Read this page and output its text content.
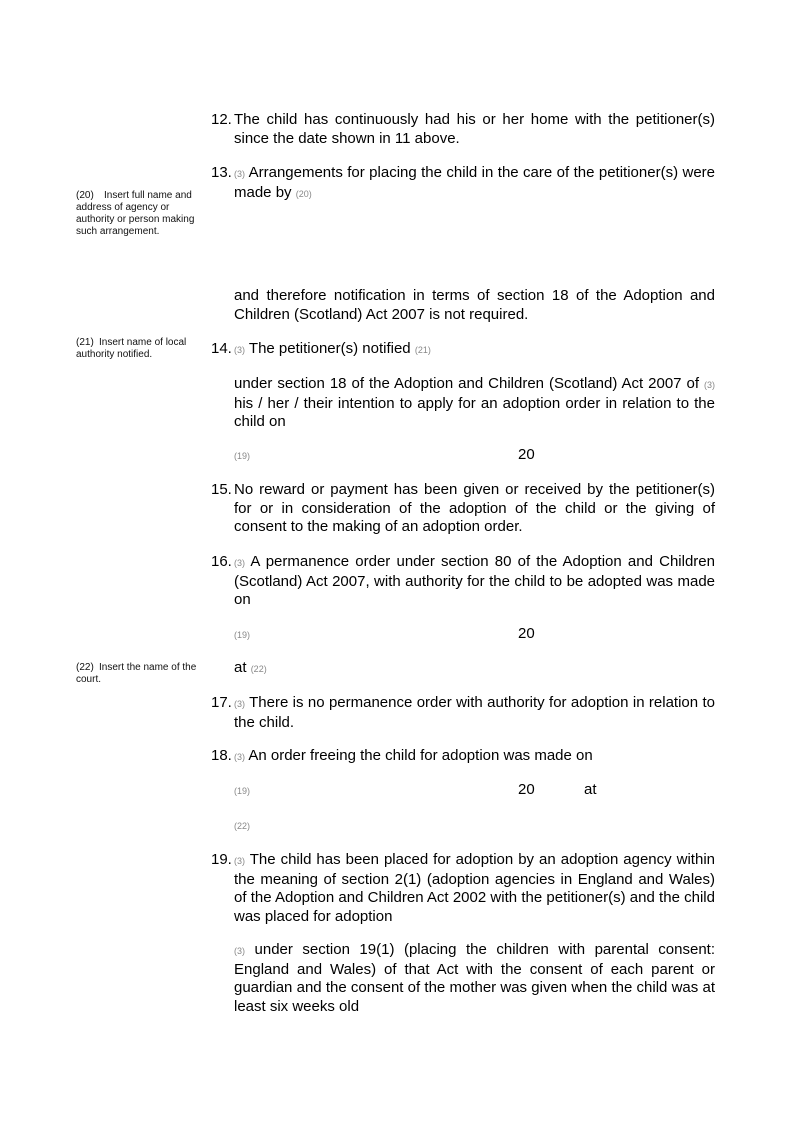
(20) Insert full name and address of agency or authority or person making such arrangement.
(21) Insert name of local authority notified.
(22) Insert the name of the court.
12. The child has continuously had his or her home with the petitioner(s) since the date shown in 11 above.
13. (3) Arrangements for placing the child in the care of the petitioner(s) were made by (20)
and therefore notification in terms of section 18 of the Adoption and Children (Scotland) Act 2007 is not required.
14. (3) The petitioner(s) notified (21)
under section 18 of the Adoption and Children (Scotland) Act 2007 of (3) his / her / their intention to apply for an adoption order in relation to the child on
(19)	20
15. No reward or payment has been given or received by the petitioner(s) for or in consideration of the adoption of the child or the giving of consent to the making of an adoption order.
16. (3) A permanence order under section 80 of the Adoption and Children (Scotland) Act 2007, with authority for the child to be adopted was made on
(19)	20
at (22)
17. (3) There is no permanence order with authority for adoption in relation to the child.
18. (3) An order freeing the child for adoption was made on
(19)	20	at
(22)
19. (3) The child has been placed for adoption by an adoption agency within the meaning of section 2(1) (adoption agencies in England and Wales) of the Adoption and Children Act 2002 with the petitioner(s) and the child was placed for adoption
(3) under section 19(1) (placing the children with parental consent: England and Wales) of that Act with the consent of each parent or guardian and the consent of the mother was given when the child was at least six weeks old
****************************************
Report back each line of the entries that holds the string "Scotland".

### THE RESPONSE
and therefore notification in terms of section 18 of the Adoption and Children (Scotland) Act 2007 is not required.
under section 18 of the Adoption and Children (Scotland) Act 2007 of (3) his / her / their intention to apply for an adoption order in relation to the child on
16. (3) A permanence order under section 80 of the Adoption and Children (Scotland) Act 2007, with authority for the child to be adopted was made on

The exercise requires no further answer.